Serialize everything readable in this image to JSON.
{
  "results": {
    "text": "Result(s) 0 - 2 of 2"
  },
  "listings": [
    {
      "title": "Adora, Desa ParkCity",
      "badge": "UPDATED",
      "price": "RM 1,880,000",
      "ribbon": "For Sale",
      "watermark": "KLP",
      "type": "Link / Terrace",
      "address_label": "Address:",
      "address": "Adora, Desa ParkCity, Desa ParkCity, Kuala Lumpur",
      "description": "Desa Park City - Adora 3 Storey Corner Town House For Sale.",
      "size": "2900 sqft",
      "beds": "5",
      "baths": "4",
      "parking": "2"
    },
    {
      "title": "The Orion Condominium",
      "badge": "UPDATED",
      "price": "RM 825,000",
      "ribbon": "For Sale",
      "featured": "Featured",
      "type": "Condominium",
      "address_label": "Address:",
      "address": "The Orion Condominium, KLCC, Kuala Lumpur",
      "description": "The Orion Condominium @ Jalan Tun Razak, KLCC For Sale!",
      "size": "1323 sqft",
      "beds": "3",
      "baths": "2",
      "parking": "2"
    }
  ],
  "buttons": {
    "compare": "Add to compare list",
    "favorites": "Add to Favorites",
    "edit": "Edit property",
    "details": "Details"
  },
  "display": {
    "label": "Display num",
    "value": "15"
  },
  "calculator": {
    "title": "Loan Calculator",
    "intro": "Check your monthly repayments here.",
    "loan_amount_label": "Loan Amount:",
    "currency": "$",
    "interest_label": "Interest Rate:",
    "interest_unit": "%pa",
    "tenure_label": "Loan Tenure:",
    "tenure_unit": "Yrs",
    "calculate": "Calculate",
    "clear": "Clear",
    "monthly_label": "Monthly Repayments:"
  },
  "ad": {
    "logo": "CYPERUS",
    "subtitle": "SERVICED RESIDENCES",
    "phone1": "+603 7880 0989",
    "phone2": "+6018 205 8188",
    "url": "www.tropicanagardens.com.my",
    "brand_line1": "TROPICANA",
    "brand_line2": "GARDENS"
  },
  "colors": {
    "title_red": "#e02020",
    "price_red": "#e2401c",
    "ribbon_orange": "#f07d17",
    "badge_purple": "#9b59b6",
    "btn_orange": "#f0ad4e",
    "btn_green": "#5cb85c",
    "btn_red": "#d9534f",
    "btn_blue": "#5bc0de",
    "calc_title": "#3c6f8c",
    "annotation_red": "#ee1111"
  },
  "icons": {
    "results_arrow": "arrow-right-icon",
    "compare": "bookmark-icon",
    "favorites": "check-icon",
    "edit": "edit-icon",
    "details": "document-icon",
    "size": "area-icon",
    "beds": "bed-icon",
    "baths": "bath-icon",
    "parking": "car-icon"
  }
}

# # # # # # #

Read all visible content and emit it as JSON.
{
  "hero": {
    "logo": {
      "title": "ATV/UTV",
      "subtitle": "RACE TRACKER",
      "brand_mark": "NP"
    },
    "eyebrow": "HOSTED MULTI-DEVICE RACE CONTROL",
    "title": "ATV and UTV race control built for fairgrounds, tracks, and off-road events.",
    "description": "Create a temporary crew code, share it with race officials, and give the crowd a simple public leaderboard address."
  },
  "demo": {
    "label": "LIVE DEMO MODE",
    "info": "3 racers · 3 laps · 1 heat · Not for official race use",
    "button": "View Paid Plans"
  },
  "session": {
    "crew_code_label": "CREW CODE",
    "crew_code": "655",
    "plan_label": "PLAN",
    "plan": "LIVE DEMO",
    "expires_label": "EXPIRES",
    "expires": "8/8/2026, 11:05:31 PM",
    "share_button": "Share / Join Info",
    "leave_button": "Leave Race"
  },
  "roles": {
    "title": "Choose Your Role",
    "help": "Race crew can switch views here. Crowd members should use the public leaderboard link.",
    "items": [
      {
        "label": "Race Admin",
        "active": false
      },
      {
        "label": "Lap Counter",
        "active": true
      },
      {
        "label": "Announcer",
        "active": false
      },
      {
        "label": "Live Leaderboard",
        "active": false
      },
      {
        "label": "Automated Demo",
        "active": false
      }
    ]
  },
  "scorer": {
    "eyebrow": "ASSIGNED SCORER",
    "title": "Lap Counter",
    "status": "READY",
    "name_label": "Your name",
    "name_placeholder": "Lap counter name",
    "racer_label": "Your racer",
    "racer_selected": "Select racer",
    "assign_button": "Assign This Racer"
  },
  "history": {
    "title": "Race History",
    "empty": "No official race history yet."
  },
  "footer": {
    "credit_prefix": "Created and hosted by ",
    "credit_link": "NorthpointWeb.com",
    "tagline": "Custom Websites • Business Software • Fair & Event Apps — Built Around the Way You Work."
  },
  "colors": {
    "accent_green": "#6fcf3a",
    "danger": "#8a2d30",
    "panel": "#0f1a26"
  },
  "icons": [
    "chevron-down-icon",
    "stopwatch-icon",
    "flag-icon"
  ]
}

# # # # # # #

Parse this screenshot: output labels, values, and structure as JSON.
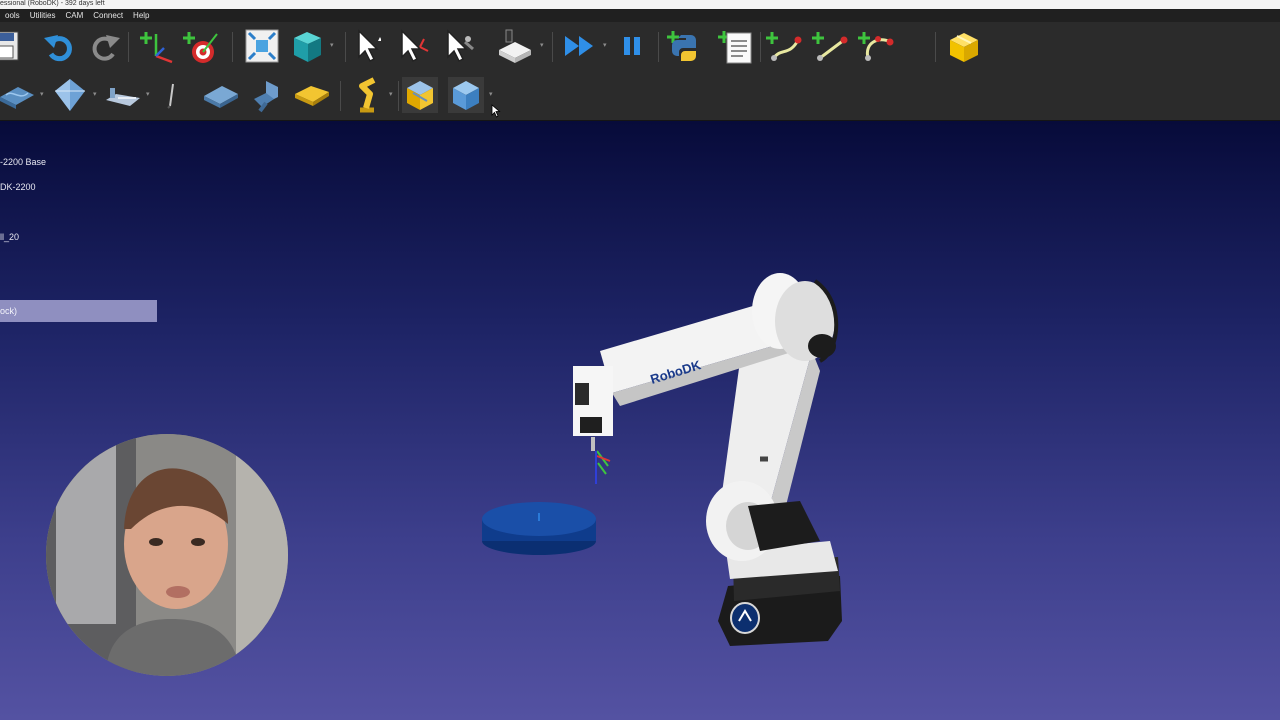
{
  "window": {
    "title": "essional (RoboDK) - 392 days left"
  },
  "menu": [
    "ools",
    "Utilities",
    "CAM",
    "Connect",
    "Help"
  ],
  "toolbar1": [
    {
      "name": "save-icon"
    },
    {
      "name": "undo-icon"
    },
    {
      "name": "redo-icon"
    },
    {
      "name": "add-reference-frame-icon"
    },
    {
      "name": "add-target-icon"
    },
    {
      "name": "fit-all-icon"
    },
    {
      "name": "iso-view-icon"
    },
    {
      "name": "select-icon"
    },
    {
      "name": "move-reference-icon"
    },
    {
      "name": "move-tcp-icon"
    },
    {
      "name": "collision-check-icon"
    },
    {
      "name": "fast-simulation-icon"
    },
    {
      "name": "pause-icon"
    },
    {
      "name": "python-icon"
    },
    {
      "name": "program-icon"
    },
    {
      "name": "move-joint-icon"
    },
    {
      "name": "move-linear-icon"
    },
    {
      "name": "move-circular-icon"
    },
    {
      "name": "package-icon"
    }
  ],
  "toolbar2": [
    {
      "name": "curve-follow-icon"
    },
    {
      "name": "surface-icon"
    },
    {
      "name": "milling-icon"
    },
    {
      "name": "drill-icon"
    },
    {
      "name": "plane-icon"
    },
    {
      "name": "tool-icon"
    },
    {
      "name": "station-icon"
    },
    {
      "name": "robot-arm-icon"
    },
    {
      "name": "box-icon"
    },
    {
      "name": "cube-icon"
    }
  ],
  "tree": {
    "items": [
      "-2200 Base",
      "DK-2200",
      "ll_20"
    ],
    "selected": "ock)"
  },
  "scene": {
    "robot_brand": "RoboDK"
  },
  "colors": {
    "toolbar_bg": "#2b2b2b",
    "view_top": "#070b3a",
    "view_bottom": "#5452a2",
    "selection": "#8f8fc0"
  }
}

# # # # # # #

> **WRITTEN TASK**:
Extract, from the material above, each line holding the word "Lumpur".

> **EXERCISE ANSWER**:
      "address": "Adora, Desa ParkCity, Desa ParkCity, Kuala Lumpur",
      "address": "The Orion Condominium, KLCC, Kuala Lumpur",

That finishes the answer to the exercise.